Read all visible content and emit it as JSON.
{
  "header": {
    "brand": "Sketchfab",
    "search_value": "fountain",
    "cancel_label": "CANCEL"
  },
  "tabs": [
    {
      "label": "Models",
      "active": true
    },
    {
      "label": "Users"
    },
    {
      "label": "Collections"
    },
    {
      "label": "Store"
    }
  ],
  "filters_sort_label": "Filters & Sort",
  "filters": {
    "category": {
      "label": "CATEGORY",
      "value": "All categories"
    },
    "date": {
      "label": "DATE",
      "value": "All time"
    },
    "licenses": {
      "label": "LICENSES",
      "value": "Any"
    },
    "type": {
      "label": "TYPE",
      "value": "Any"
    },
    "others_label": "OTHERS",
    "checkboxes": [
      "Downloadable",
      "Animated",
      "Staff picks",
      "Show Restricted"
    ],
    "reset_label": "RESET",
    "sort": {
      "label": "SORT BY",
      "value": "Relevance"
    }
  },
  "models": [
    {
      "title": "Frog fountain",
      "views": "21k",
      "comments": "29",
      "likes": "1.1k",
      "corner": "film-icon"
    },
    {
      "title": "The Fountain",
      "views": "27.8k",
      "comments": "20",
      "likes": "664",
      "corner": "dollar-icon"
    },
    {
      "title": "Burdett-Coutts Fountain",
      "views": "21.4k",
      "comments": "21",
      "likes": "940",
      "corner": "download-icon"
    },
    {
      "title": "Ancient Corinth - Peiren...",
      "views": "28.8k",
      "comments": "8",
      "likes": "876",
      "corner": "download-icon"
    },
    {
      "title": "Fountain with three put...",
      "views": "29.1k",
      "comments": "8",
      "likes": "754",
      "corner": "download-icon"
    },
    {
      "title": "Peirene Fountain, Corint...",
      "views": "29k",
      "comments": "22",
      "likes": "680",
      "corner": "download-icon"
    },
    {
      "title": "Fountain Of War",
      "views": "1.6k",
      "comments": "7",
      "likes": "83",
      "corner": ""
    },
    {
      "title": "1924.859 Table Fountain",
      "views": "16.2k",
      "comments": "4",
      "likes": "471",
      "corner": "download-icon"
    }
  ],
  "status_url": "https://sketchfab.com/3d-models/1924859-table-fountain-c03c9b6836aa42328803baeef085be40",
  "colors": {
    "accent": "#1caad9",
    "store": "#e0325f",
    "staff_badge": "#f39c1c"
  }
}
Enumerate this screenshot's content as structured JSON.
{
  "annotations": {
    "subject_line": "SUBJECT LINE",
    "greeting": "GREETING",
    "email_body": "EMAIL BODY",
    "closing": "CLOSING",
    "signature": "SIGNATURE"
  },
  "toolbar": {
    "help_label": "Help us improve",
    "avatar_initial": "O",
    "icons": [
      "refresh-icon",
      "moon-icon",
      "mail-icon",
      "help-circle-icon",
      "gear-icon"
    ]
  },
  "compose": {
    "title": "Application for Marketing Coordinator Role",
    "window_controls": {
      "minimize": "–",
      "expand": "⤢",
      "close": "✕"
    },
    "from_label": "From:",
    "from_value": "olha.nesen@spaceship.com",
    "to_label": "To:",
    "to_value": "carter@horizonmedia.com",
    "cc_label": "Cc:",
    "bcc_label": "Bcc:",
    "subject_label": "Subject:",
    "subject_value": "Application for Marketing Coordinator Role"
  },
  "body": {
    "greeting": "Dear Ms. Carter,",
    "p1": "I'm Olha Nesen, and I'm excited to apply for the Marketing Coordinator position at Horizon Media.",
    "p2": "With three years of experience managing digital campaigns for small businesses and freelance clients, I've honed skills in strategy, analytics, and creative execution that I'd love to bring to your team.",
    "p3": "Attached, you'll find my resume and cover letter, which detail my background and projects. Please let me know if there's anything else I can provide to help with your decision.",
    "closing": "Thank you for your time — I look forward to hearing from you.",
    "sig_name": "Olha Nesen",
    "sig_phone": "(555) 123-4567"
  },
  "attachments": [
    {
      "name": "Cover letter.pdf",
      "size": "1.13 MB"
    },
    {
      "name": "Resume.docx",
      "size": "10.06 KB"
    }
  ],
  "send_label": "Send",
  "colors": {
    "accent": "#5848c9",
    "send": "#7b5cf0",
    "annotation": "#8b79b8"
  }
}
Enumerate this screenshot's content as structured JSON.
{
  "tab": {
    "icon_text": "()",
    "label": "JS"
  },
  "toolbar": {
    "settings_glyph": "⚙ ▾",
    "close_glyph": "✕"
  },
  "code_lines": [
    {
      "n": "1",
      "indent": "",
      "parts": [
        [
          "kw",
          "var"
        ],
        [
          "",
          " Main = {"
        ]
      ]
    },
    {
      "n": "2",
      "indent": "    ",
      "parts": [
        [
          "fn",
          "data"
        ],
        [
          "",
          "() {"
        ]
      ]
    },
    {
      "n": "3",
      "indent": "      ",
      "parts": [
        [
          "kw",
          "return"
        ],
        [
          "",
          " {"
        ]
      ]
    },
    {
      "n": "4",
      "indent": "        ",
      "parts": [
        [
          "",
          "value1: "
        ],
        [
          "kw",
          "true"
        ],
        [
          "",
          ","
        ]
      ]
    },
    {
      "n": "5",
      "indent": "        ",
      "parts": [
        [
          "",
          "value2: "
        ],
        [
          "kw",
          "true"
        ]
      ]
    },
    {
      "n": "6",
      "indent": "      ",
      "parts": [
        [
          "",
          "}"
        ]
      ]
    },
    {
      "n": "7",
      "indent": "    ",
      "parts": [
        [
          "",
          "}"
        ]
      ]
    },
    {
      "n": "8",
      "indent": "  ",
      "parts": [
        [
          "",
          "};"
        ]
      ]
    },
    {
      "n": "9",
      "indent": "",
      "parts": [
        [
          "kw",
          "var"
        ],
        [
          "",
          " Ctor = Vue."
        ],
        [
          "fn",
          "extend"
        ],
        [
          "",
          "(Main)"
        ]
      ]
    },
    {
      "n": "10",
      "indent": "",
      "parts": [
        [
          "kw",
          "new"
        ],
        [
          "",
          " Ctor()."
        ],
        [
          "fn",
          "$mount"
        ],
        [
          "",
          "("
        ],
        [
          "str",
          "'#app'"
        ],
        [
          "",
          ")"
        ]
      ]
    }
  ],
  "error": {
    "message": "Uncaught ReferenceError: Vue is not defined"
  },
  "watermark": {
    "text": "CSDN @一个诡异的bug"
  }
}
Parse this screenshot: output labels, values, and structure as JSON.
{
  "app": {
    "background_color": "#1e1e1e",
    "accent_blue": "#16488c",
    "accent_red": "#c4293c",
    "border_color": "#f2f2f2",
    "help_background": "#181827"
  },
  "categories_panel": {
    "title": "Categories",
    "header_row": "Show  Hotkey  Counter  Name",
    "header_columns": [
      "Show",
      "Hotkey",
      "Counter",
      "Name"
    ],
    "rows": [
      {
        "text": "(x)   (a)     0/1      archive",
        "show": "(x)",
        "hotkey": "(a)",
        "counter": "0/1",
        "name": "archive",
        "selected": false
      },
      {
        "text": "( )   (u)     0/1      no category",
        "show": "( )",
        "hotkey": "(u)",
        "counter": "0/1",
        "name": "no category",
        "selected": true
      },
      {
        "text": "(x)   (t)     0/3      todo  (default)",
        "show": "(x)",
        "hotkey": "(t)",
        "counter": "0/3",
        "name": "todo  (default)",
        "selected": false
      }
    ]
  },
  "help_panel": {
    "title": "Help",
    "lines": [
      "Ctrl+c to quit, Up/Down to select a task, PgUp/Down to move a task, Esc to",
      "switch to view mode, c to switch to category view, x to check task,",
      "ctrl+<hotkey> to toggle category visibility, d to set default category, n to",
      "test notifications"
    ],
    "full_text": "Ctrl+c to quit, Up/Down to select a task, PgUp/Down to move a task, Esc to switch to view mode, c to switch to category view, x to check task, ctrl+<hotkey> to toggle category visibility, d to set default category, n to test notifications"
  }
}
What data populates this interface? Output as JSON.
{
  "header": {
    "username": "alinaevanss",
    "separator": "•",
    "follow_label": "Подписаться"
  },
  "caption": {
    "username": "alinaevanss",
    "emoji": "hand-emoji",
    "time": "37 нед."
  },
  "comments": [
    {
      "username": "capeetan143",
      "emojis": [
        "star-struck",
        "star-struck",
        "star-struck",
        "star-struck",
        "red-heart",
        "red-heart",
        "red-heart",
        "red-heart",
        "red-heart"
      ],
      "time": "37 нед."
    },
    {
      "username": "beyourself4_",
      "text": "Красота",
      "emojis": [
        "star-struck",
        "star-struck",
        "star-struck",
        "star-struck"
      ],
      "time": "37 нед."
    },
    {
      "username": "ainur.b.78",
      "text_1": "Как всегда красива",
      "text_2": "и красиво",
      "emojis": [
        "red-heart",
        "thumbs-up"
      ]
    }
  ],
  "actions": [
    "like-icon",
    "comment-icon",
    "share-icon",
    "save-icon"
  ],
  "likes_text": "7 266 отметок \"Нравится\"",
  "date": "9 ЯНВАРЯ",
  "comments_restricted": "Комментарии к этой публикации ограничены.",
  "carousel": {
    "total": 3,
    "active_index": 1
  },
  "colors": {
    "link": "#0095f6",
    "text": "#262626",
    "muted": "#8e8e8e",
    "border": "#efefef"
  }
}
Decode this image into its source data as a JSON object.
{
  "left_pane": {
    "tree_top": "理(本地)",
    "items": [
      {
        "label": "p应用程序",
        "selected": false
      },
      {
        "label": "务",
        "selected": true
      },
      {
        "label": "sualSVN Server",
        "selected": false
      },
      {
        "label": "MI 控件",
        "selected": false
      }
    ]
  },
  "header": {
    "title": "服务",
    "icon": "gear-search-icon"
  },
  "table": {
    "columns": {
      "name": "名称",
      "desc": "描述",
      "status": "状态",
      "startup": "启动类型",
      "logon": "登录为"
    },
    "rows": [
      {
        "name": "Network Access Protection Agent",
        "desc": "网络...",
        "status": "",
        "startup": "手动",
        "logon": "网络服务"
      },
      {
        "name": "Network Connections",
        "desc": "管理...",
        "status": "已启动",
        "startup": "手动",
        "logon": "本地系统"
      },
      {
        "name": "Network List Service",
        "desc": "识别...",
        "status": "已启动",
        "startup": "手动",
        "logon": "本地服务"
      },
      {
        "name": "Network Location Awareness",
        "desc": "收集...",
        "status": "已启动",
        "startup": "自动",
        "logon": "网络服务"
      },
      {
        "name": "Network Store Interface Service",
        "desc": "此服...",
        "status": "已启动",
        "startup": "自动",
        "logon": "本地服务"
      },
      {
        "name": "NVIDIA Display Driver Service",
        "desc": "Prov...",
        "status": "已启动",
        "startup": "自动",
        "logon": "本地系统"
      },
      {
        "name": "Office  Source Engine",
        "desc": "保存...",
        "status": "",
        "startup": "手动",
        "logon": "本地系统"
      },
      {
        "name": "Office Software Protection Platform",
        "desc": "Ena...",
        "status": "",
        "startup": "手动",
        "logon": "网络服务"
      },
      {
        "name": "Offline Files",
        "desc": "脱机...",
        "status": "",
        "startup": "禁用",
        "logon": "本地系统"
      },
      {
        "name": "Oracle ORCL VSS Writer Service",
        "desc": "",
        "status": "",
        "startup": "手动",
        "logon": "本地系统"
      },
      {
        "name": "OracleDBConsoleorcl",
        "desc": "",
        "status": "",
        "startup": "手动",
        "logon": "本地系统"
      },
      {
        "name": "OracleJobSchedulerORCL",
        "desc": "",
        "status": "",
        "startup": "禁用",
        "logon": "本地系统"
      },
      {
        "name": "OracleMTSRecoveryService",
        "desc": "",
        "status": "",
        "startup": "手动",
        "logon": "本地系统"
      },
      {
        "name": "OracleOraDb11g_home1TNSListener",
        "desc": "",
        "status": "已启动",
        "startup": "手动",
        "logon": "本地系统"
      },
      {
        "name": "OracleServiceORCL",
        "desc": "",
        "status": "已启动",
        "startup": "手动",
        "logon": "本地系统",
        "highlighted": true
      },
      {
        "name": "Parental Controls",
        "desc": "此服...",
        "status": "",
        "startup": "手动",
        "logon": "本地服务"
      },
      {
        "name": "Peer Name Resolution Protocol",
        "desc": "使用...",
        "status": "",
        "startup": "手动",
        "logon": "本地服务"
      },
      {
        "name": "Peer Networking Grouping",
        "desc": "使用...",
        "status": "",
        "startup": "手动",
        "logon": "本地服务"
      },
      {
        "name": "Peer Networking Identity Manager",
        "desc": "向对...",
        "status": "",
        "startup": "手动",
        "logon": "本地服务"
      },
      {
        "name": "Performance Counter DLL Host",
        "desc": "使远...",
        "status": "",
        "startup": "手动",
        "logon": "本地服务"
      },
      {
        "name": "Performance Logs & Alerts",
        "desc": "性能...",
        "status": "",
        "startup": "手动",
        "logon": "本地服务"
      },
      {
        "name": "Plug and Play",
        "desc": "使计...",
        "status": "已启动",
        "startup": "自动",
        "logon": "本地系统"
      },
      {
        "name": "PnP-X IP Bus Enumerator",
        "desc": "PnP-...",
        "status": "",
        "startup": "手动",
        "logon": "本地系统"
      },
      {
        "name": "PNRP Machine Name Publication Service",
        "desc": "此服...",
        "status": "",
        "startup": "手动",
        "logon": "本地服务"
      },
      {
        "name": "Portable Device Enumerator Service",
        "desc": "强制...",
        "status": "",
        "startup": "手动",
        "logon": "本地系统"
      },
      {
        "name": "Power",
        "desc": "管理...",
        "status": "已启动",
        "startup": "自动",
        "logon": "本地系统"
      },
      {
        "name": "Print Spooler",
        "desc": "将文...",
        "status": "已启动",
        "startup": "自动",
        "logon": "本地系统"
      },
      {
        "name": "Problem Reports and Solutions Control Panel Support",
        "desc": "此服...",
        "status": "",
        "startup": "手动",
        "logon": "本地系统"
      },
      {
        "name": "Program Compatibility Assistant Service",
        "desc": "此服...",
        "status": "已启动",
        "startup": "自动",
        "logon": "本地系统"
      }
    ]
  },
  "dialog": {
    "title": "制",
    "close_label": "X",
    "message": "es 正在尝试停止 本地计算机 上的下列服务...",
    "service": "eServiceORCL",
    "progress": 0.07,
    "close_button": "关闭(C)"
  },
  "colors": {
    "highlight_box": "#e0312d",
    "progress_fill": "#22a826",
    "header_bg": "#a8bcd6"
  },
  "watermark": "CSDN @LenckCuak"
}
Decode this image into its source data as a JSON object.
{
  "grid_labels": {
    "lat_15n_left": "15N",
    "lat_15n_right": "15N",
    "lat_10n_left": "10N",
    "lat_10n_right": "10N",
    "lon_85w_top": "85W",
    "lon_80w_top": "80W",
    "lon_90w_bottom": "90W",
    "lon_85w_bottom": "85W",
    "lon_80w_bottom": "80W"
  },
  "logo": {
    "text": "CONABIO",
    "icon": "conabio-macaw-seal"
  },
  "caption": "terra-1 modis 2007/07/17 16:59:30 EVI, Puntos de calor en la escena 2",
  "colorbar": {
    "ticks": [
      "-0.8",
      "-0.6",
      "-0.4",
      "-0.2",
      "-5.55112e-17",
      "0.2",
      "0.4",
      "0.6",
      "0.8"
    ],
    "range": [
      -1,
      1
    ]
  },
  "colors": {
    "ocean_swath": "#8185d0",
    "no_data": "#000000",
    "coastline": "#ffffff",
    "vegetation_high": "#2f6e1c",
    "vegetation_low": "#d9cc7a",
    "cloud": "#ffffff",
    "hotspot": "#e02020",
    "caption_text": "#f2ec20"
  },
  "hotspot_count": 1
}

..............................

TASK DESCRIPTION: Only the number is wanted: how many lines above include the word "Role"?

THE REPLY: 2